QUOTED TEXT -
>> START
Allegtions of “shape-shifting’ have raised their ugly face again, with a tale of off-the-plan owners not getting what they thought they had paid for when they finally moved into their new apartments.
The story on A Current Affair on Nine extensively quoted new home buyer Yang Yang who purchased a ground-floor unit off-the-plan in the Ramsgate Park development on the old Darrell Lea Factory site in Kogarah in 2017 and was looking forward to enjoying his 35 square metre private courtyard.
Instead he discovered on final inspection that more than half of it had disappeared, replaced by a common area nature strip..
“They didn’t update up with us at all. We waited nearly three years and they give us this common area. We are very, very disappointed,” he told A Current Affair.
Yang is one of a number of unhappy purchasers who bought into the scheme and are now contemplating getting together to take a class action against the developer JQZ.
“Shape-shifting” is our name for when the size and shape of the finished property is substantially different from what was paid for.
The problem for purchasers can range from being offered their deposits back when developers have squeezed extra apartments into the same floor plate, reducing the size of their new home.
This can happen a lot in a boom market, when the returned deposit buys a lot less real estate after two years have passed since the project was launched.
>> END
PROBLEMS -
1 – Decide whether each statement agrees with the article on off-the-plan apartments, answering yes or no and quoting the words of the article that settle it. (a) Yang Yang bought his unit in 2017. (b) Yang Yang expected a private courtyard of 50 square meters. (c) The developer of the scheme is JQZ.
2 – Return everything in the article on off-the-plan apartments from "Yang is one" down to "their new home.".

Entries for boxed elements
>> START
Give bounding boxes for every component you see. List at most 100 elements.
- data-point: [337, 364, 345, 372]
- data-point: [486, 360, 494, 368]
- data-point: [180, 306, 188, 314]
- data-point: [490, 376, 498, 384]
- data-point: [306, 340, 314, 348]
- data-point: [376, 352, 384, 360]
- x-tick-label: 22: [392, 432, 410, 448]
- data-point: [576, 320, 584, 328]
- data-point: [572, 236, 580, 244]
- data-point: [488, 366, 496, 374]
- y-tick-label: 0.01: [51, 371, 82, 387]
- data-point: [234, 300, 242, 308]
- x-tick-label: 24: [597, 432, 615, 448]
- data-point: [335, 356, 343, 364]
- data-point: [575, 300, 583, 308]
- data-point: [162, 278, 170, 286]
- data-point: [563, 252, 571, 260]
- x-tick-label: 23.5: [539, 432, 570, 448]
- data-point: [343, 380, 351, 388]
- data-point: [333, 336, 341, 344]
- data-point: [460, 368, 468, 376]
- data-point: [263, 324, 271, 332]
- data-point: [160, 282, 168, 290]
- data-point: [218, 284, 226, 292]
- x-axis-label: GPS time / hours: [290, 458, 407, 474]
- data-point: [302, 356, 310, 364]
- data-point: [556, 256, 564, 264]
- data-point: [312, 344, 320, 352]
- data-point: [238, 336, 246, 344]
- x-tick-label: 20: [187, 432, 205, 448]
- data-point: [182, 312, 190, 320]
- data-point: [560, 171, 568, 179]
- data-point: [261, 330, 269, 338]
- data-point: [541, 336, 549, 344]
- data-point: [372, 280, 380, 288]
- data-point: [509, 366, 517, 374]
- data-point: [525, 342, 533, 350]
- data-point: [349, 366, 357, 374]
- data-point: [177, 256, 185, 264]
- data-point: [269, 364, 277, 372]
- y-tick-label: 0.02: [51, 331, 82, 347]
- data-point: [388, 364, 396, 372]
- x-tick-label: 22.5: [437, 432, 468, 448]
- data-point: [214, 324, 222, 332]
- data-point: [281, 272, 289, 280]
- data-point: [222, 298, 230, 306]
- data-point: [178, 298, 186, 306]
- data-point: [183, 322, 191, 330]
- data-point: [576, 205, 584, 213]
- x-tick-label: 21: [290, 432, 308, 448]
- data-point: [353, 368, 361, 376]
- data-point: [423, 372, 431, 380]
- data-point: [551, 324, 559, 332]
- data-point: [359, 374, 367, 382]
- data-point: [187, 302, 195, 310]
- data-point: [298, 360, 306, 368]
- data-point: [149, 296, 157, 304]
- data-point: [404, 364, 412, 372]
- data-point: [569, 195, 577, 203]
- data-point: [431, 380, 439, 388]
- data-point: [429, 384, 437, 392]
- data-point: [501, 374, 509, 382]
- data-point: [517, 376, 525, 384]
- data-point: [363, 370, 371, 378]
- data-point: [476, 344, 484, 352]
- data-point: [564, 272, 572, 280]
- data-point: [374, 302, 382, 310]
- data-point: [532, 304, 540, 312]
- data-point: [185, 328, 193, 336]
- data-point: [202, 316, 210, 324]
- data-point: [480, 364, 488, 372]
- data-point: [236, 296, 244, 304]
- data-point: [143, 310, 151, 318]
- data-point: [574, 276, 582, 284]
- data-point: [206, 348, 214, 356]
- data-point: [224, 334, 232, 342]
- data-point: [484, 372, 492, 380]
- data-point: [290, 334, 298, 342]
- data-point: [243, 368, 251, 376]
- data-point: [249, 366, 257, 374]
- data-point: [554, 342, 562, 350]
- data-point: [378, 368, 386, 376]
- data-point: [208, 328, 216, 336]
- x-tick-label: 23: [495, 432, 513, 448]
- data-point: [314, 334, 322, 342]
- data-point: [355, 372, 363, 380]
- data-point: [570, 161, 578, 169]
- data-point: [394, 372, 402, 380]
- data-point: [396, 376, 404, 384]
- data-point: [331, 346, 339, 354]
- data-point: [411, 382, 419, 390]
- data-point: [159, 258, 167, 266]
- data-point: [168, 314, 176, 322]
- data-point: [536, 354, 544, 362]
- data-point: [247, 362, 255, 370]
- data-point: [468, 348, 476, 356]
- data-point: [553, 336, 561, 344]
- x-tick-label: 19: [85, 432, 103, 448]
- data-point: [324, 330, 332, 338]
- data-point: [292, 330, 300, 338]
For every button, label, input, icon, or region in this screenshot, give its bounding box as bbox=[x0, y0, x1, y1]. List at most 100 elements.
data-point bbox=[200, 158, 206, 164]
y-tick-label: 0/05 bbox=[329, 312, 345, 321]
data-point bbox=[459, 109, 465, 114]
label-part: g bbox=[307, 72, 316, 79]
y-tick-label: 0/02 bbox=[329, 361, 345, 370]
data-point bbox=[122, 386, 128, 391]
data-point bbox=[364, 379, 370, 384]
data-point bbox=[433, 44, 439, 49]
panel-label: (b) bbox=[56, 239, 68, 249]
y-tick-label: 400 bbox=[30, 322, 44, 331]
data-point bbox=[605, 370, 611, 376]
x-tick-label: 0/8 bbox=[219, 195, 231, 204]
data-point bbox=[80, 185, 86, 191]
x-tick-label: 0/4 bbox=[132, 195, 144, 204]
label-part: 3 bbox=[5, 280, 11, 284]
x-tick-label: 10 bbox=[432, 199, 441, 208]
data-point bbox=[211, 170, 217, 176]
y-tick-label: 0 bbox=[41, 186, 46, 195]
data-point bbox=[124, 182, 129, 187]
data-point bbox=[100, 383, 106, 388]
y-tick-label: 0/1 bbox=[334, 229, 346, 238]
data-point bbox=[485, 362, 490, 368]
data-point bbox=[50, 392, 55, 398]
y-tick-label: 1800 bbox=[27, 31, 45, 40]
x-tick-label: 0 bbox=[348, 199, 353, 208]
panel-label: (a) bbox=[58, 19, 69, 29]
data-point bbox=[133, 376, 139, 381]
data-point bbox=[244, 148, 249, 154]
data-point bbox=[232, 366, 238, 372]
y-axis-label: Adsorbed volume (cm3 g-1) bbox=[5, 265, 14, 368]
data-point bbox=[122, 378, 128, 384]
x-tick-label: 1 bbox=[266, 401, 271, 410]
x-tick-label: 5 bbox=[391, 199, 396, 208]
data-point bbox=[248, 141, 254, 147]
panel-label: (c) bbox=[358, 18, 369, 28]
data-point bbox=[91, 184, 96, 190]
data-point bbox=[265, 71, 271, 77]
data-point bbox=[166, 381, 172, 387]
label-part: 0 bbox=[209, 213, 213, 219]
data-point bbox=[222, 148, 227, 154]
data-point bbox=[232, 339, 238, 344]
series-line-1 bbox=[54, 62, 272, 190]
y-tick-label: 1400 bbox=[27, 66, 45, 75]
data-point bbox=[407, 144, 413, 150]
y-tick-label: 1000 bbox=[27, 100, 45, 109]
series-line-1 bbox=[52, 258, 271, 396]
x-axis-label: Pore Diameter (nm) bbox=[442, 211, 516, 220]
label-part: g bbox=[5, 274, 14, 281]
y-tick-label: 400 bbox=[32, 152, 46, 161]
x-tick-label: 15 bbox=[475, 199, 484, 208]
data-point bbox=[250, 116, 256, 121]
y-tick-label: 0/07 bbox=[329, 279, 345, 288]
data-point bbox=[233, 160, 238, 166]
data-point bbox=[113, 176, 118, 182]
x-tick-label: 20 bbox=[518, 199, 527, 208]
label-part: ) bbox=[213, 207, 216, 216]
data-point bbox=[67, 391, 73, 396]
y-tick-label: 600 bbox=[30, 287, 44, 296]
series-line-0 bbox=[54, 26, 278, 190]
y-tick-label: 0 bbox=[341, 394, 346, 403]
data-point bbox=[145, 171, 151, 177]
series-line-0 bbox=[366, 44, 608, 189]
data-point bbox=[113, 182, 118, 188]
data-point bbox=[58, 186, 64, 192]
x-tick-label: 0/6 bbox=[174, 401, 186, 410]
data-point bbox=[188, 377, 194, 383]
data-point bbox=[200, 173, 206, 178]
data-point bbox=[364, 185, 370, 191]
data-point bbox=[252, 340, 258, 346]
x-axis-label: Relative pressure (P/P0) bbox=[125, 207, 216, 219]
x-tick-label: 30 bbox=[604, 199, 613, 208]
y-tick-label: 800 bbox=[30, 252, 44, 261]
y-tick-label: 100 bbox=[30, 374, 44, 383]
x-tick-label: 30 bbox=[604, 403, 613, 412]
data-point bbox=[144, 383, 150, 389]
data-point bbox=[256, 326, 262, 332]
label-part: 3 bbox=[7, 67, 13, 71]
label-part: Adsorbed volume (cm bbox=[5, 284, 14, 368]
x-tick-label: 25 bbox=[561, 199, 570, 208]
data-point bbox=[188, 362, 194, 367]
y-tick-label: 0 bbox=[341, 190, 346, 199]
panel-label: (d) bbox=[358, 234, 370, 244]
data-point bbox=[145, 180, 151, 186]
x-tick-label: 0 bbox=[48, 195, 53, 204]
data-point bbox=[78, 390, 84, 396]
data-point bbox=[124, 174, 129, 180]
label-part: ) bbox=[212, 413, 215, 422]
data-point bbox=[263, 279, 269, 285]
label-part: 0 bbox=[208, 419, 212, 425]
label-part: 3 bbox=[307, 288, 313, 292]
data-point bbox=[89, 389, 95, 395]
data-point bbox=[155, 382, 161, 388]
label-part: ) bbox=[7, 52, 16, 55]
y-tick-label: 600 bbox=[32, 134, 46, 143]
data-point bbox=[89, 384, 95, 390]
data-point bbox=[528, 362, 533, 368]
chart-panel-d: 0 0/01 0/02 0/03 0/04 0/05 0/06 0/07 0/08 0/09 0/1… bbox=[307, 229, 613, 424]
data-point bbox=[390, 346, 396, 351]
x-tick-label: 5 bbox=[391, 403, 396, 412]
>> END
RESULTS OF THE EXERCISE -
1 –
(a) Yes: "purchased a ground-floor unit off-the-plan in the Ramsgate Park development on the old Darrell Lea Factory site in Kogarah in 2017"
(b) No: "his 35 square metre private courtyard"
(c) Yes: "take a class action against the developer JQZ"

2 –
Yang is one of a number of unhappy purchasers who bought into the scheme and are now contemplating getting together to take a class action against the developer JQZ.
“Shape-shifting” is our name for when the size and shape of the finished property is substantially different from what was paid for.
The problem for purchasers can range from being offered their deposits back when developers have squeezed extra apartments into the same floor plate, reducing the size of their new home.